• [EXTRACTED RECORDS]
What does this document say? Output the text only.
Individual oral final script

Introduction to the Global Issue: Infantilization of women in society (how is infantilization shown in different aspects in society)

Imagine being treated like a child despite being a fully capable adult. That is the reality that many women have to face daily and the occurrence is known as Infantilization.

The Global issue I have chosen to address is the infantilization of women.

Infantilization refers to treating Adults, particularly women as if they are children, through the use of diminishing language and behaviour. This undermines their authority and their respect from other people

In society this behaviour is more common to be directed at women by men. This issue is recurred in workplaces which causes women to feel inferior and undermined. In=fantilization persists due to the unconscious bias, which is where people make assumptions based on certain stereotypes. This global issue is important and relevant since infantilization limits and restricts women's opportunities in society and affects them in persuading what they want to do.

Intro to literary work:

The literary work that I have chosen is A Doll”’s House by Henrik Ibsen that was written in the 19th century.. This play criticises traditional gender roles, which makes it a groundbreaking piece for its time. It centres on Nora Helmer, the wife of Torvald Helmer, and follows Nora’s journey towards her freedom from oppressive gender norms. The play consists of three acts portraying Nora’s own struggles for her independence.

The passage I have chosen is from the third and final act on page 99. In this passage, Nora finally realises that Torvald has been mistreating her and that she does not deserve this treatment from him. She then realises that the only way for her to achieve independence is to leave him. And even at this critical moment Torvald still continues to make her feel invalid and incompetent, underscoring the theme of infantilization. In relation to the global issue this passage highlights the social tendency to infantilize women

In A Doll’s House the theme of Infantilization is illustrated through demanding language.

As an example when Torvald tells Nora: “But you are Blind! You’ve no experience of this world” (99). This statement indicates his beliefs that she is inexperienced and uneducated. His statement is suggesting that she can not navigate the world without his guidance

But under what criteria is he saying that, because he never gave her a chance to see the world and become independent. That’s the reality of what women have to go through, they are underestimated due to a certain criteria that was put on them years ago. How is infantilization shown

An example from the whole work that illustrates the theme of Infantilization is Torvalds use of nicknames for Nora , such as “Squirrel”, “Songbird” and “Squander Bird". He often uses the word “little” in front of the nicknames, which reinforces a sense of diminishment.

• [WHAT YOU NEED TO DO] Among the lines of the listing, how many hold the string "reality"? Respond with only the number.

• [WRITTEN SOLUTION] 2